EXERCISE DIRECTIONS
Copy out the data exactly, leaving the pictures behind.

SOURCE RECORDS
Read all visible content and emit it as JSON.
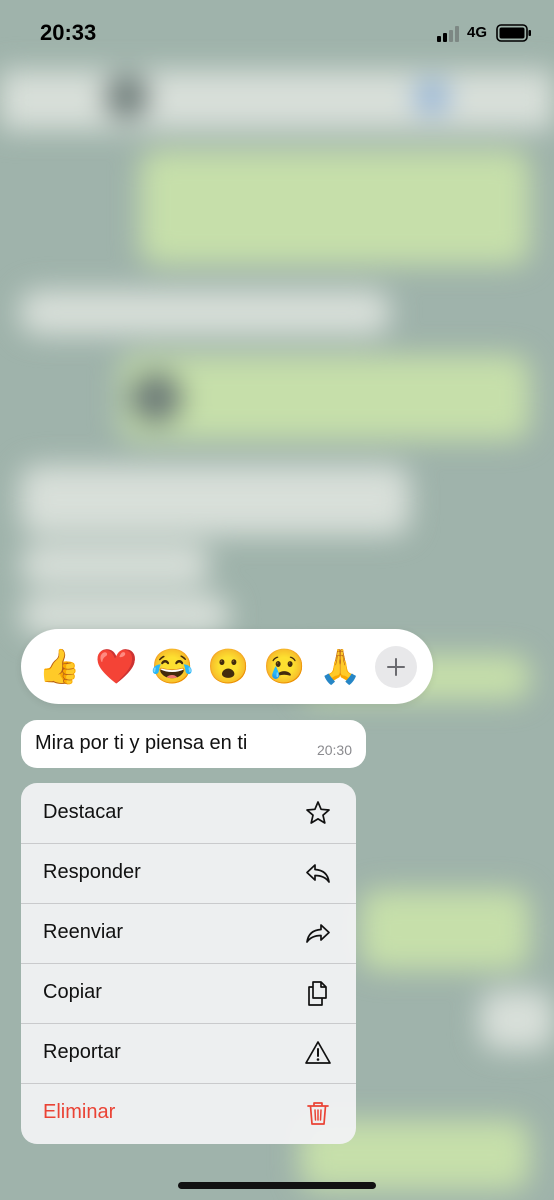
{
  "status_bar": {
    "time": "20:33",
    "network": "4G",
    "signal_icon": "cellular-signal-icon",
    "battery_icon": "battery-icon"
  },
  "reactions": {
    "items": [
      {
        "emoji": "👍",
        "name": "thumbs-up"
      },
      {
        "emoji": "❤️",
        "name": "red-heart"
      },
      {
        "emoji": "😂",
        "name": "tears-of-joy"
      },
      {
        "emoji": "😮",
        "name": "surprised-face"
      },
      {
        "emoji": "😢",
        "name": "crying-face"
      },
      {
        "emoji": "🙏",
        "name": "folded-hands"
      }
    ],
    "more_icon": "plus-icon"
  },
  "message": {
    "text": "Mira por ti y piensa en ti",
    "time": "20:30"
  },
  "menu": {
    "items": [
      {
        "label": "Destacar",
        "icon": "star-icon"
      },
      {
        "label": "Responder",
        "icon": "reply-icon"
      },
      {
        "label": "Reenviar",
        "icon": "forward-icon"
      },
      {
        "label": "Copiar",
        "icon": "copy-icon"
      },
      {
        "label": "Reportar",
        "icon": "warning-icon"
      },
      {
        "label": "Eliminar",
        "icon": "trash-icon"
      }
    ]
  },
  "colors": {
    "danger": "#ea4335",
    "menu_background": "#f0f1f2",
    "background_blur": "#9fb3ab"
  }
}
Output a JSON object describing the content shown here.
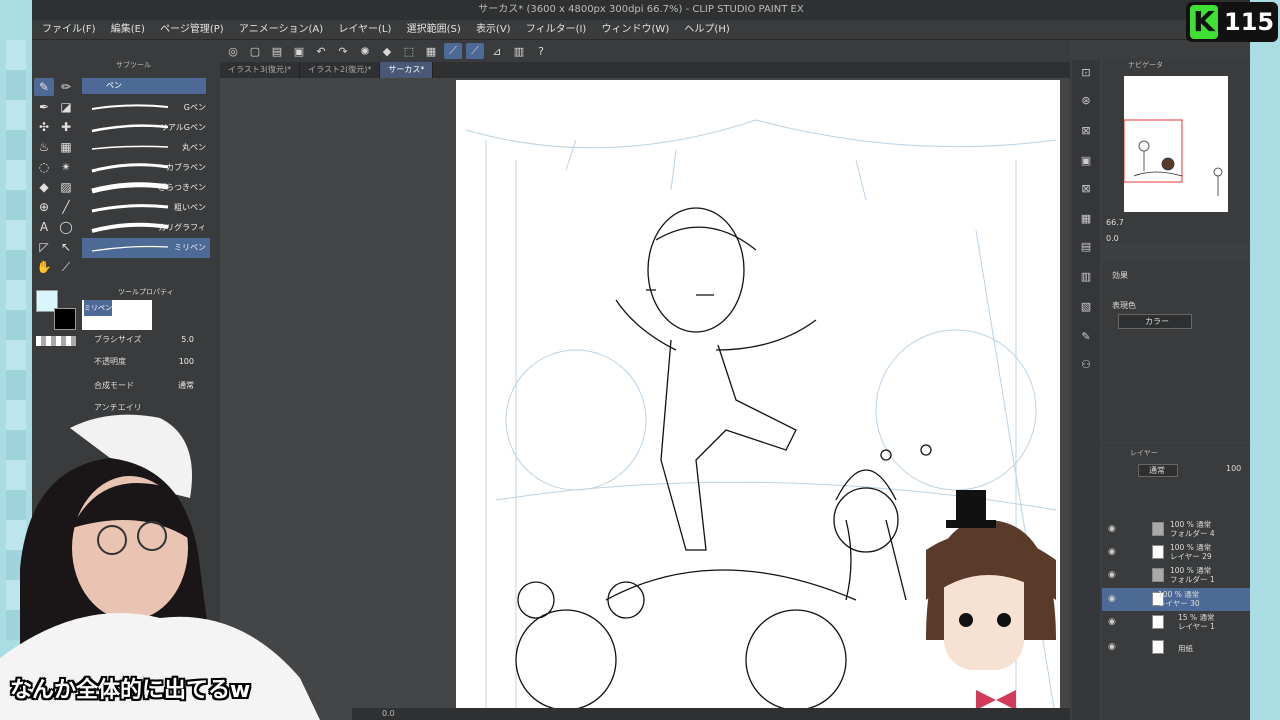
{
  "window": {
    "title": "サーカス* (3600 x 4800px 300dpi 66.7%) - CLIP STUDIO PAINT EX"
  },
  "menu": [
    "ファイル(F)",
    "編集(E)",
    "ページ管理(P)",
    "アニメーション(A)",
    "レイヤー(L)",
    "選択範囲(S)",
    "表示(V)",
    "フィルター(I)",
    "ウィンドウ(W)",
    "ヘルプ(H)"
  ],
  "tabs": [
    "イラスト3(復元)*",
    "イラスト2(復元)*",
    "サーカス*"
  ],
  "subtool": {
    "header": "サブツール",
    "group": "ペン",
    "brushes": [
      "Gペン",
      "リアルGペン",
      "丸ペン",
      "カブラペン",
      "ざらつきペン",
      "粗いペン",
      "カリグラフィ",
      "ミリペン"
    ],
    "selected_index": 7
  },
  "tool_property": {
    "header": "ツールプロパティ",
    "brush_name": "ミリペン",
    "size_label": "ブラシサイズ",
    "size_value": "5.0",
    "opacity_label": "不透明度",
    "opacity_value": "100",
    "blend_label": "合成モード",
    "blend_value": "通常",
    "aa_label": "アンチエイリ"
  },
  "navigator": {
    "header": "ナビゲータ",
    "zoom": "66.7",
    "rotate": "0.0"
  },
  "effect": {
    "header": "効果",
    "color_label": "表現色",
    "color_value": "カラー"
  },
  "layers": {
    "header": "レイヤー",
    "blend": "通常",
    "opacity": "100",
    "items": [
      {
        "line1": "100 % 通常",
        "line2": "フォルダー 4",
        "type": "folder"
      },
      {
        "line1": "100 % 通常",
        "line2": "レイヤー 29",
        "type": "layer"
      },
      {
        "line1": "100 % 通常",
        "line2": "フォルダー 1",
        "type": "folder"
      },
      {
        "line1": "100 % 通常",
        "line2": "レイヤー 30",
        "type": "layer",
        "selected": true
      },
      {
        "line1": "15 % 通常",
        "line2": "レイヤー 1",
        "type": "layer"
      },
      {
        "line1": "",
        "line2": "用紙",
        "type": "paper"
      }
    ]
  },
  "status": {
    "zoom": "0.0"
  },
  "overlay": {
    "subtitle": "なんか全体的に出てるw",
    "badge_letter": "K",
    "badge_number": "115"
  },
  "colors": {
    "accent": "#4d6a96",
    "main_color": "#d8f6fb",
    "sub_color": "#000000"
  }
}
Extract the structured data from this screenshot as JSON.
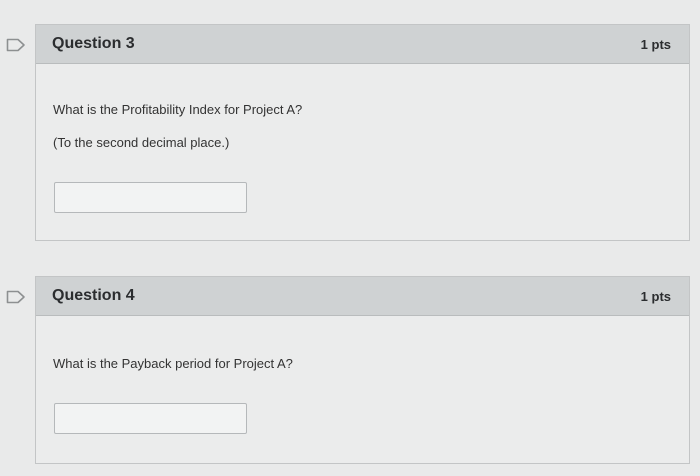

TASK RESPONSE
Read all visible content and emit it as JSON.
{
  "status_bar": {
    "time": "20:33",
    "network": "4G",
    "signal_icon": "cellular-signal-icon",
    "battery_icon": "battery-icon"
  },
  "reactions": {
    "items": [
      {
        "emoji": "👍",
        "name": "thumbs-up"
      },
      {
        "emoji": "❤️",
        "name": "red-heart"
      },
      {
        "emoji": "😂",
        "name": "tears-of-joy"
      },
      {
        "emoji": "😮",
        "name": "surprised-face"
      },
      {
        "emoji": "😢",
        "name": "crying-face"
      },
      {
        "emoji": "🙏",
        "name": "folded-hands"
      }
    ],
    "more_icon": "plus-icon"
  },
  "message": {
    "text": "Mira por ti y piensa en ti",
    "time": "20:30"
  },
  "menu": {
    "items": [
      {
        "label": "Destacar",
        "icon": "star-icon"
      },
      {
        "label": "Responder",
        "icon": "reply-icon"
      },
      {
        "label": "Reenviar",
        "icon": "forward-icon"
      },
      {
        "label": "Copiar",
        "icon": "copy-icon"
      },
      {
        "label": "Reportar",
        "icon": "warning-icon"
      },
      {
        "label": "Eliminar",
        "icon": "trash-icon"
      }
    ]
  },
  "colors": {
    "danger": "#ea4335",
    "menu_background": "#f0f1f2",
    "background_blur": "#9fb3ab"
  }
}
Output a JSON object describing the content shown here.
{
  "window": {
    "title": "サーカス* (3600 x 4800px 300dpi 66.7%) - CLIP STUDIO PAINT EX"
  },
  "menu": [
    "ファイル(F)",
    "編集(E)",
    "ページ管理(P)",
    "アニメーション(A)",
    "レイヤー(L)",
    "選択範囲(S)",
    "表示(V)",
    "フィルター(I)",
    "ウィンドウ(W)",
    "ヘルプ(H)"
  ],
  "tabs": [
    "イラスト3(復元)*",
    "イラスト2(復元)*",
    "サーカス*"
  ],
  "subtool": {
    "header": "サブツール",
    "group": "ペン",
    "brushes": [
      "Gペン",
      "リアルGペン",
      "丸ペン",
      "カブラペン",
      "ざらつきペン",
      "粗いペン",
      "カリグラフィ",
      "ミリペン"
    ],
    "selected_index": 7
  },
  "tool_property": {
    "header": "ツールプロパティ",
    "brush_name": "ミリペン",
    "size_label": "ブラシサイズ",
    "size_value": "5.0",
    "opacity_label": "不透明度",
    "opacity_value": "100",
    "blend_label": "合成モード",
    "blend_value": "通常",
    "aa_label": "アンチエイリ"
  },
  "navigator": {
    "header": "ナビゲータ",
    "zoom": "66.7",
    "rotate": "0.0"
  },
  "effect": {
    "header": "効果",
    "color_label": "表現色",
    "color_value": "カラー"
  },
  "layers": {
    "header": "レイヤー",
    "blend": "通常",
    "opacity": "100",
    "items": [
      {
        "line1": "100 % 通常",
        "line2": "フォルダー 4",
        "type": "folder"
      },
      {
        "line1": "100 % 通常",
        "line2": "レイヤー 29",
        "type": "layer"
      },
      {
        "line1": "100 % 通常",
        "line2": "フォルダー 1",
        "type": "folder"
      },
      {
        "line1": "100 % 通常",
        "line2": "レイヤー 30",
        "type": "layer",
        "selected": true
      },
      {
        "line1": "15 % 通常",
        "line2": "レイヤー 1",
        "type": "layer"
      },
      {
        "line1": "",
        "line2": "用紙",
        "type": "paper"
      }
    ]
  },
  "status": {
    "zoom": "0.0"
  },
  "overlay": {
    "subtitle": "なんか全体的に出てるw",
    "badge_letter": "K",
    "badge_number": "115"
  },
  "colors": {
    "accent": "#4d6a96",
    "main_color": "#d8f6fb",
    "sub_color": "#000000"
  }
}
Extract the structured data from this screenshot as JSON.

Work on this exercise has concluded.